_What to work on_
Copy every line in which the string "Ответ" occurs.

_Provided data_

--------

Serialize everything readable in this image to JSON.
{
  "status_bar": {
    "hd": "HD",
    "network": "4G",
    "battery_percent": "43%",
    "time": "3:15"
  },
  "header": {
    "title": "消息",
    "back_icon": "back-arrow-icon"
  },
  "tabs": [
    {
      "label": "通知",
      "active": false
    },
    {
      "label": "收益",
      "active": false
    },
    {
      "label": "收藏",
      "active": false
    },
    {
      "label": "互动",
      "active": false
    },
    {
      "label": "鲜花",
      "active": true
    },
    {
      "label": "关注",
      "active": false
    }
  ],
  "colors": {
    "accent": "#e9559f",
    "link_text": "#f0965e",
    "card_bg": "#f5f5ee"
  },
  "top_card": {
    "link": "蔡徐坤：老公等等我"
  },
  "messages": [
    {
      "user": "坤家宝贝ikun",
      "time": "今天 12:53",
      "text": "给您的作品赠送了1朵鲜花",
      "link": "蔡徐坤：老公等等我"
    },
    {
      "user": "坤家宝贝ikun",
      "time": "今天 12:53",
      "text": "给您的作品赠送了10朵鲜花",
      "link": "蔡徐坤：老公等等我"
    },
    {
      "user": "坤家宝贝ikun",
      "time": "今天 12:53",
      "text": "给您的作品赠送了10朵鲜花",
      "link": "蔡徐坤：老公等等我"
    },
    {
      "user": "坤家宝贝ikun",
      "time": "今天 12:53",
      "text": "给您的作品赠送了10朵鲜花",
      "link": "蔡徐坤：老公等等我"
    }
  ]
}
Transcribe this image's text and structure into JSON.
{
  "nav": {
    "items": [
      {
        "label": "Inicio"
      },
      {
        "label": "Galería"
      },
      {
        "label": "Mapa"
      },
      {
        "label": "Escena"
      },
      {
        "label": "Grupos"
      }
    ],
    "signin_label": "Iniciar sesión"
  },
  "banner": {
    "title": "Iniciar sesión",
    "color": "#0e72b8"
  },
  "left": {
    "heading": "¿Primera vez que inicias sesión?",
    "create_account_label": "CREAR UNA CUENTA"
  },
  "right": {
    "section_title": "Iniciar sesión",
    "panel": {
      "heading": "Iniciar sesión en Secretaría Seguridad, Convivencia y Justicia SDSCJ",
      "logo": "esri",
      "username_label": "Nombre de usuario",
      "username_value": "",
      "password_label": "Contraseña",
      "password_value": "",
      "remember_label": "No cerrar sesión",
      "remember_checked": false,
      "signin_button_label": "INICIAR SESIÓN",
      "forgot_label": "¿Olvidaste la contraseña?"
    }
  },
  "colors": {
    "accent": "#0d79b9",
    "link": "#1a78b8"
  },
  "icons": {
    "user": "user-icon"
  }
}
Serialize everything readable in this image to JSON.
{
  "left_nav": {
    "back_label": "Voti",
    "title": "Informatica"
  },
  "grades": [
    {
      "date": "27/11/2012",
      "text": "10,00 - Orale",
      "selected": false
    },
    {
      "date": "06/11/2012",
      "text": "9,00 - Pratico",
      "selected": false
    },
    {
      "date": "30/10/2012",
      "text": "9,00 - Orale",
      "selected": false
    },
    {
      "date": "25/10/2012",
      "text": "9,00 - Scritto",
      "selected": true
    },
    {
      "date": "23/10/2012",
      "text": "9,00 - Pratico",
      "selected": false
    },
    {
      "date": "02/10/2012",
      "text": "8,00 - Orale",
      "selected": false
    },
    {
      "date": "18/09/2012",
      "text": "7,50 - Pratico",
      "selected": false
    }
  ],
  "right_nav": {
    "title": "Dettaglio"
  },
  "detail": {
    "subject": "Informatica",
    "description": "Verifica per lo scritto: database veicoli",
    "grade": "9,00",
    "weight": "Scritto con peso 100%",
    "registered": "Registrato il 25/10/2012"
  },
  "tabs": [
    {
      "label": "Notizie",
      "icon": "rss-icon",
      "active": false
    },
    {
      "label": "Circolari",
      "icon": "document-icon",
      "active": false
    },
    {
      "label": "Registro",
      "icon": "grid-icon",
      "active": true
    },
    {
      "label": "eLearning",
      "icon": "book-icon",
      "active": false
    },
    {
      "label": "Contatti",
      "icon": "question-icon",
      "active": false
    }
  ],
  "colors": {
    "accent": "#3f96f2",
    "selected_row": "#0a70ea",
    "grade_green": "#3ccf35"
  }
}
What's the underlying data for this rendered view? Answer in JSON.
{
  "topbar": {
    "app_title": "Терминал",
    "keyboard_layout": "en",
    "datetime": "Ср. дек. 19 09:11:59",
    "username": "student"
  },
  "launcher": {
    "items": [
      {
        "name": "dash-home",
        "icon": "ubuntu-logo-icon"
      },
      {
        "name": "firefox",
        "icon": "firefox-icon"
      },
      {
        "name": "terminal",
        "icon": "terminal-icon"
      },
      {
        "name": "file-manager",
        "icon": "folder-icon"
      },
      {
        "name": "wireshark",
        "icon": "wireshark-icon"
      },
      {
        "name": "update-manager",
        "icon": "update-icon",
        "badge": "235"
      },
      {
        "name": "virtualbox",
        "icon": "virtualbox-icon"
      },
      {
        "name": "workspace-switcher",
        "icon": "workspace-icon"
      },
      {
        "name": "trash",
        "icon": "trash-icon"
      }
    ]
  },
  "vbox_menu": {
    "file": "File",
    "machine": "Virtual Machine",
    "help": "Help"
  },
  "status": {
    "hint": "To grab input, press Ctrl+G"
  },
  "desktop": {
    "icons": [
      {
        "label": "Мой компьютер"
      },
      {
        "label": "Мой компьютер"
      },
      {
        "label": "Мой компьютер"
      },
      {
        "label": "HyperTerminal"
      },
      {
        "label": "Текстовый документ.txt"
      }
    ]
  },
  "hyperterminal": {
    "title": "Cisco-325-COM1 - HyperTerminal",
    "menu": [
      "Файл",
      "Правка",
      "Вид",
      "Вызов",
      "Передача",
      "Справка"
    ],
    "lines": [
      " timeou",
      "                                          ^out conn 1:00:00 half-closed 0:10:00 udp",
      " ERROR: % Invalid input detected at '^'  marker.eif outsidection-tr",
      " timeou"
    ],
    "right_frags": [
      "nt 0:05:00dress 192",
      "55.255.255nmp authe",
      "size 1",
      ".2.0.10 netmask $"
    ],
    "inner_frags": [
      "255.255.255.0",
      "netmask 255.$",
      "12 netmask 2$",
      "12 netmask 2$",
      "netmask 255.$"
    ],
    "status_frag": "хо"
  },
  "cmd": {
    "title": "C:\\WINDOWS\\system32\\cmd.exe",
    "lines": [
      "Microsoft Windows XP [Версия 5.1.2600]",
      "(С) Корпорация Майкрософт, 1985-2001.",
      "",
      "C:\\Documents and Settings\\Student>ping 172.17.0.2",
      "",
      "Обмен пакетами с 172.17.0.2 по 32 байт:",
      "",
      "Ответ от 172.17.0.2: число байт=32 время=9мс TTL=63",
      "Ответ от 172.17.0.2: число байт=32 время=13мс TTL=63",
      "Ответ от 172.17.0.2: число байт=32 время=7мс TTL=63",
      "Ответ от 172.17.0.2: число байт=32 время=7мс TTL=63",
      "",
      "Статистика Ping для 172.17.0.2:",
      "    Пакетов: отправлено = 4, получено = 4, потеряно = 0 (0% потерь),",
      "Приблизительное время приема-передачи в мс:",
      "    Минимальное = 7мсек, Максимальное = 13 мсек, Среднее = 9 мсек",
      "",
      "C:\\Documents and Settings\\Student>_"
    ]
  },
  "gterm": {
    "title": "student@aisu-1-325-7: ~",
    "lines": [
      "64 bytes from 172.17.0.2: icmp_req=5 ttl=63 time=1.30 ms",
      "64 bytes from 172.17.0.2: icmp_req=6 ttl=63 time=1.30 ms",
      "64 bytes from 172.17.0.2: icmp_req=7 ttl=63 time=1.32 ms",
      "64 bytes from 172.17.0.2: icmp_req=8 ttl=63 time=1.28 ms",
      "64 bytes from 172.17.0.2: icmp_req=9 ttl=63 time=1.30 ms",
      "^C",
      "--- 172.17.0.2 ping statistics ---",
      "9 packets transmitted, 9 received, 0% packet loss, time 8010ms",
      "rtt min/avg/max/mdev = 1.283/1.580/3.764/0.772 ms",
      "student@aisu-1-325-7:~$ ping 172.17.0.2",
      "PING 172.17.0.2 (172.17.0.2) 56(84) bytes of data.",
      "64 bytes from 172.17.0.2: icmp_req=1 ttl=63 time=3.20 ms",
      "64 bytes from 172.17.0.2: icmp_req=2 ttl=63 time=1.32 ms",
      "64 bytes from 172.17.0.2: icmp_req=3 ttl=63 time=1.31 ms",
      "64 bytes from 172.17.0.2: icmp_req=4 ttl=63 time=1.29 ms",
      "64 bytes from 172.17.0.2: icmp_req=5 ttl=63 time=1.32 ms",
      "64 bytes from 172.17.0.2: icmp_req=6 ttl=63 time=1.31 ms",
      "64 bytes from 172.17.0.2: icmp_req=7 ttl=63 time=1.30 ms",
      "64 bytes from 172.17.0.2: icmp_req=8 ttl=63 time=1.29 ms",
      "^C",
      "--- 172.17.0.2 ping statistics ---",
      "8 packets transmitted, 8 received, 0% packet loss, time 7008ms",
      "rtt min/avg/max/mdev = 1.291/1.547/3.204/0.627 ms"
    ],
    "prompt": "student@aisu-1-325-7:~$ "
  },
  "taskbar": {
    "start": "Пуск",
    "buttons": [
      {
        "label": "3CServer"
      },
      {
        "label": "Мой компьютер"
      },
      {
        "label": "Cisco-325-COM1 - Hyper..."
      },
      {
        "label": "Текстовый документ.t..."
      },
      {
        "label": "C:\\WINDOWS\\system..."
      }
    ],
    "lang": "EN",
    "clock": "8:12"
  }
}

--------

_Response to this exercise_
      "Ответ от 172.17.0.2: число байт=32 время=9мс TTL=63",
      "Ответ от 172.17.0.2: число байт=32 время=13мс TTL=63",
      "Ответ от 172.17.0.2: число байт=32 время=7мс TTL=63",
      "Ответ от 172.17.0.2: число байт=32 время=7мс TTL=63",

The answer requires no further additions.